◆ **What this task involves**:
Gather all lines containing the string "nhau" and copy them out.

◆ **Record list**:
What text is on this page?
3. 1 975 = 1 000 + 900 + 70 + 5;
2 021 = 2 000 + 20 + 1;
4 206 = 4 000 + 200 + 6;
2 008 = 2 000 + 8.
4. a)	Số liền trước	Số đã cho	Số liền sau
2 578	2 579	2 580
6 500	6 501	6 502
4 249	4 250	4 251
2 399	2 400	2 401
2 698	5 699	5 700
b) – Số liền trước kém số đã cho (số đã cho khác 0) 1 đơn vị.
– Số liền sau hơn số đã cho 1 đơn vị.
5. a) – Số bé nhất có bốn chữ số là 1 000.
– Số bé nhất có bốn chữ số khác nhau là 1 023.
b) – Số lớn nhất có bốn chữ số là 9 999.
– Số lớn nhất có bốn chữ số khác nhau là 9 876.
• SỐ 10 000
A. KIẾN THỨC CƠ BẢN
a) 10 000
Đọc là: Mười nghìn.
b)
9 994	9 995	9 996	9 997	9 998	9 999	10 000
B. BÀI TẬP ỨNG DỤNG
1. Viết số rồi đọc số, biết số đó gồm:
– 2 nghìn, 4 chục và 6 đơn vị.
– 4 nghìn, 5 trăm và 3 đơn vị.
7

◆ **The reply**:
– Số bé nhất có bốn chữ số khác nhau là 1 023.
– Số lớn nhất có bốn chữ số khác nhau là 9 876.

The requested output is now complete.